REQUIRED WORK
Extract the full listing verbatim and drop any pictures from your copy.
● ● ● ● ●
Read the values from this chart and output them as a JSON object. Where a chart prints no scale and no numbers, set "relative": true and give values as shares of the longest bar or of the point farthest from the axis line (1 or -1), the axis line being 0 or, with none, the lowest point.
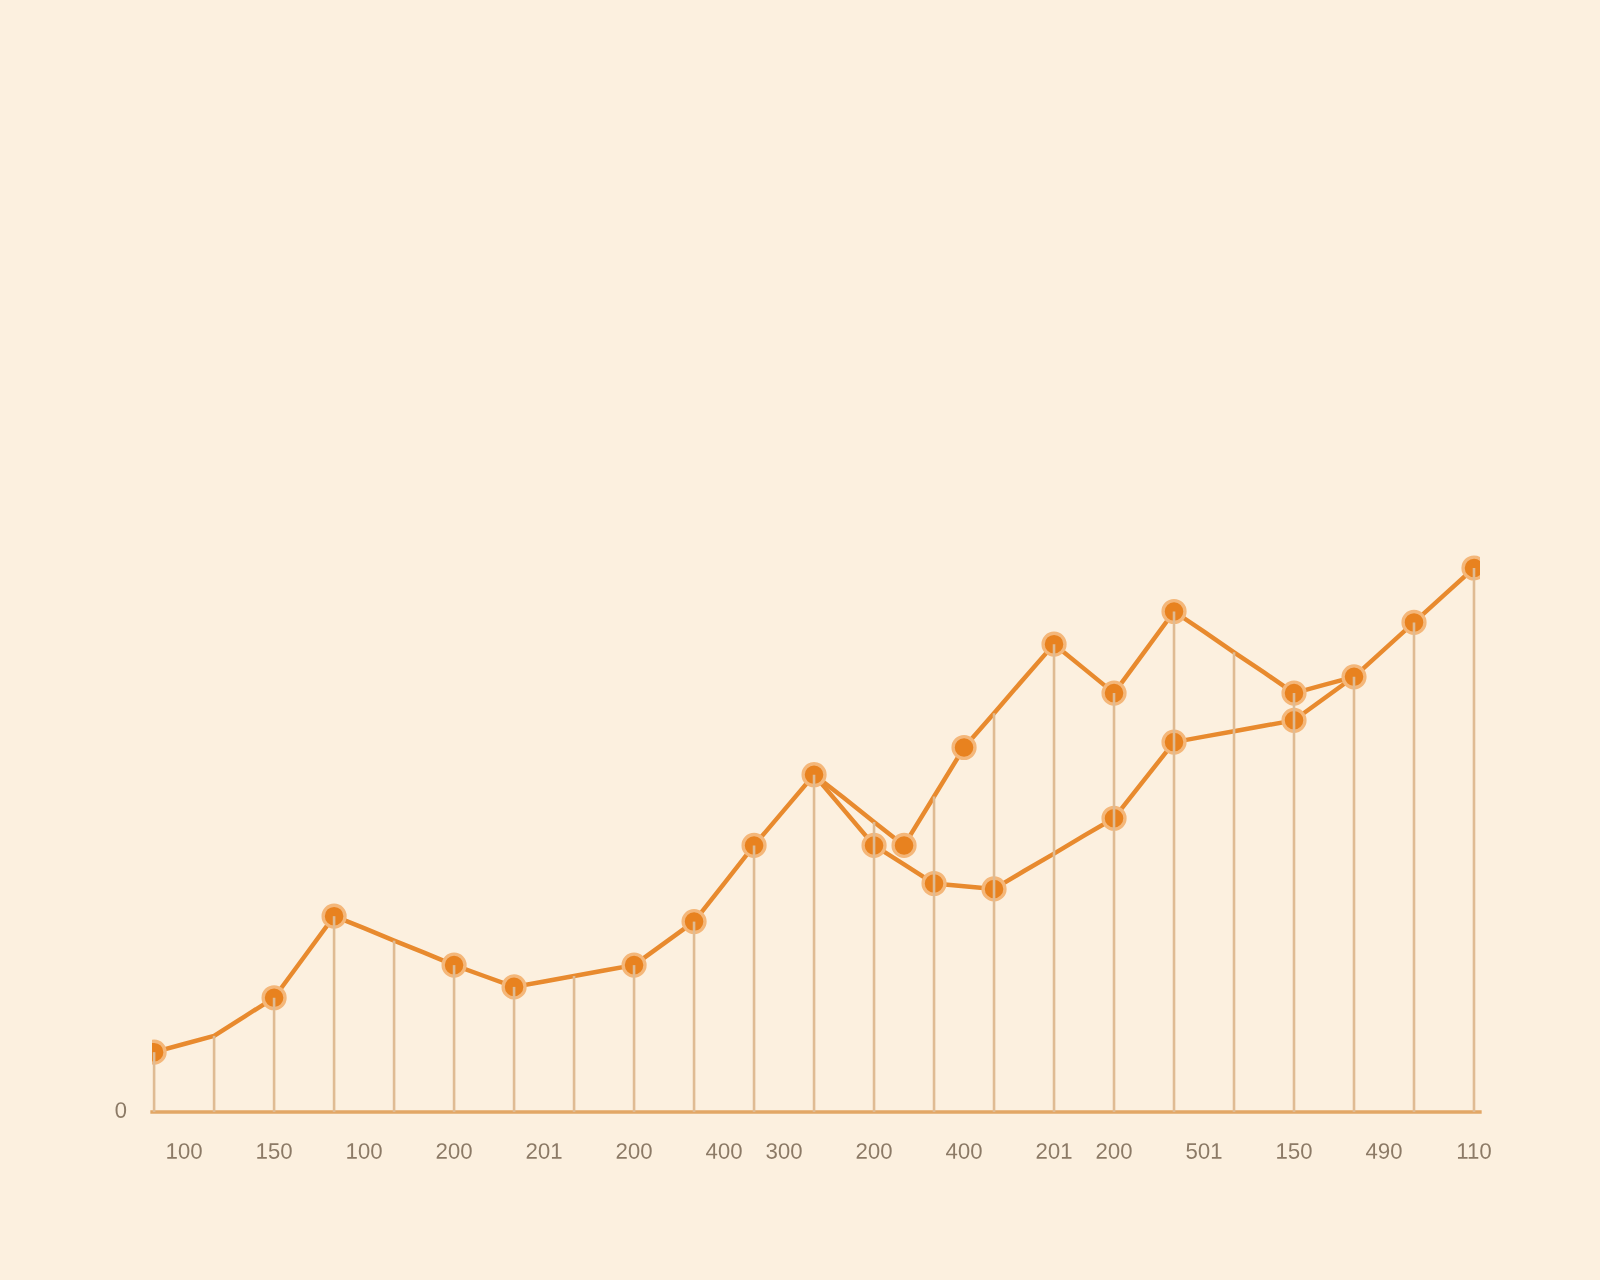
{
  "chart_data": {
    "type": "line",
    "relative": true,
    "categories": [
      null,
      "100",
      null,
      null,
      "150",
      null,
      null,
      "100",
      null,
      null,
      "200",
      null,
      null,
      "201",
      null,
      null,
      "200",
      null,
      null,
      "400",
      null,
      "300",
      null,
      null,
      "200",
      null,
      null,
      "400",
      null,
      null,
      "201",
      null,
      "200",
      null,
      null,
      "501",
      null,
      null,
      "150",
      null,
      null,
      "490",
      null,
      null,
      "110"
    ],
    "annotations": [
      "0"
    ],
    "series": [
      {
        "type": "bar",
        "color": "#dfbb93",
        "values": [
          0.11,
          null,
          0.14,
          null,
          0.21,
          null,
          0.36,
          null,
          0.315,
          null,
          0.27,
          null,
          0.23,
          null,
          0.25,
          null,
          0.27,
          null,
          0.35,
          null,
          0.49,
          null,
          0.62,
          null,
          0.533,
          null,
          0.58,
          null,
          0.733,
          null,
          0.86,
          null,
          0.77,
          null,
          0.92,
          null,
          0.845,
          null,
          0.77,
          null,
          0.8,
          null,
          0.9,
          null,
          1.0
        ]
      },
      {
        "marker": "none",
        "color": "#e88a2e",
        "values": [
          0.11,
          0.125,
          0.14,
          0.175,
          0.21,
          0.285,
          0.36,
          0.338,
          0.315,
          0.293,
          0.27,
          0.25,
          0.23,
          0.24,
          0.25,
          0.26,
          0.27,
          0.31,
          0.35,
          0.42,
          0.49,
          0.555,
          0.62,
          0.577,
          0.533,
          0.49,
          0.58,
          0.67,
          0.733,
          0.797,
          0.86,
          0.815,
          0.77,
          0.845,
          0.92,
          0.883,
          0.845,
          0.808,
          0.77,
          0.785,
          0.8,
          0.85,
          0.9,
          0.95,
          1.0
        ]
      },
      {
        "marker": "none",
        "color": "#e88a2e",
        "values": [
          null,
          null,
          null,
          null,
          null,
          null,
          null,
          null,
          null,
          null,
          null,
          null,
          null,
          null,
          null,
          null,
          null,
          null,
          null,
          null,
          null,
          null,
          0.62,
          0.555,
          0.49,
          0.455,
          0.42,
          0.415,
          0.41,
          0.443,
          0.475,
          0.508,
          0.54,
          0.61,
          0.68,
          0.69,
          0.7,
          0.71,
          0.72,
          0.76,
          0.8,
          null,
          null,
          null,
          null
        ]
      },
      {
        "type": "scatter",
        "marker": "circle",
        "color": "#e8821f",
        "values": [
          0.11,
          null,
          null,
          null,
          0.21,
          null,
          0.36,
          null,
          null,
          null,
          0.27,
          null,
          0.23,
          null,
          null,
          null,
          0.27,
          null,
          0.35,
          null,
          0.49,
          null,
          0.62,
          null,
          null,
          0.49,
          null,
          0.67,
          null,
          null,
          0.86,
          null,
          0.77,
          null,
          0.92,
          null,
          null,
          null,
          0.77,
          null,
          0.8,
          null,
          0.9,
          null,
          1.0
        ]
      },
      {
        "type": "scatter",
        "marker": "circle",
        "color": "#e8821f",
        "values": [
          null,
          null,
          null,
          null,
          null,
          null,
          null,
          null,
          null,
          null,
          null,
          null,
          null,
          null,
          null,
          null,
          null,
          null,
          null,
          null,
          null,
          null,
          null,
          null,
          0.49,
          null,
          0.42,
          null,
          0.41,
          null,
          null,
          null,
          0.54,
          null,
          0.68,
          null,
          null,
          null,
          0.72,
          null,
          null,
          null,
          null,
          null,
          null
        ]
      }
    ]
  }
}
● ● ● ● ●
REPLY TO THE TASK
Read the values from this chart and output them as a JSON object. Where a chart prints no scale and no numbers, set "relative": true and give values as shares of the longest bar or of the point farthest from the axis line (1 or -1), the axis line being 0 or, with none, the lowest point.
{
  "chart_data": {
    "type": "line",
    "relative": true,
    "categories": [
      null,
      "100",
      null,
      null,
      "150",
      null,
      null,
      "100",
      null,
      null,
      "200",
      null,
      null,
      "201",
      null,
      null,
      "200",
      null,
      null,
      "400",
      null,
      "300",
      null,
      null,
      "200",
      null,
      null,
      "400",
      null,
      null,
      "201",
      null,
      "200",
      null,
      null,
      "501",
      null,
      null,
      "150",
      null,
      null,
      "490",
      null,
      null,
      "110"
    ],
    "annotations": [
      "0"
    ],
    "series": [
      {
        "type": "bar",
        "color": "#dfbb93",
        "values": [
          0.11,
          null,
          0.14,
          null,
          0.21,
          null,
          0.36,
          null,
          0.315,
          null,
          0.27,
          null,
          0.23,
          null,
          0.25,
          null,
          0.27,
          null,
          0.35,
          null,
          0.49,
          null,
          0.62,
          null,
          0.533,
          null,
          0.58,
          null,
          0.733,
          null,
          0.86,
          null,
          0.77,
          null,
          0.92,
          null,
          0.845,
          null,
          0.77,
          null,
          0.8,
          null,
          0.9,
          null,
          1.0
        ]
      },
      {
        "marker": "none",
        "color": "#e88a2e",
        "values": [
          0.11,
          0.125,
          0.14,
          0.175,
          0.21,
          0.285,
          0.36,
          0.338,
          0.315,
          0.293,
          0.27,
          0.25,
          0.23,
          0.24,
          0.25,
          0.26,
          0.27,
          0.31,
          0.35,
          0.42,
          0.49,
          0.555,
          0.62,
          0.577,
          0.533,
          0.49,
          0.58,
          0.67,
          0.733,
          0.797,
          0.86,
          0.815,
          0.77,
          0.845,
          0.92,
          0.883,
          0.845,
          0.808,
          0.77,
          0.785,
          0.8,
          0.85,
          0.9,
          0.95,
          1.0
        ]
      },
      {
        "marker": "none",
        "color": "#e88a2e",
        "values": [
          null,
          null,
          null,
          null,
          null,
          null,
          null,
          null,
          null,
          null,
          null,
          null,
          null,
          null,
          null,
          null,
          null,
          null,
          null,
          null,
          null,
          null,
          0.62,
          0.555,
          0.49,
          0.455,
          0.42,
          0.415,
          0.41,
          0.443,
          0.475,
          0.508,
          0.54,
          0.61,
          0.68,
          0.69,
          0.7,
          0.71,
          0.72,
          0.76,
          0.8,
          null,
          null,
          null,
          null
        ]
      },
      {
        "type": "scatter",
        "marker": "circle",
        "color": "#e8821f",
        "values": [
          0.11,
          null,
          null,
          null,
          0.21,
          null,
          0.36,
          null,
          null,
          null,
          0.27,
          null,
          0.23,
          null,
          null,
          null,
          0.27,
          null,
          0.35,
          null,
          0.49,
          null,
          0.62,
          null,
          null,
          0.49,
          null,
          0.67,
          null,
          null,
          0.86,
          null,
          0.77,
          null,
          0.92,
          null,
          null,
          null,
          0.77,
          null,
          0.8,
          null,
          0.9,
          null,
          1.0
        ]
      },
      {
        "type": "scatter",
        "marker": "circle",
        "color": "#e8821f",
        "values": [
          null,
          null,
          null,
          null,
          null,
          null,
          null,
          null,
          null,
          null,
          null,
          null,
          null,
          null,
          null,
          null,
          null,
          null,
          null,
          null,
          null,
          null,
          null,
          null,
          0.49,
          null,
          0.42,
          null,
          0.41,
          null,
          null,
          null,
          0.54,
          null,
          0.68,
          null,
          null,
          null,
          0.72,
          null,
          null,
          null,
          null,
          null,
          null
        ]
      }
    ]
  }
}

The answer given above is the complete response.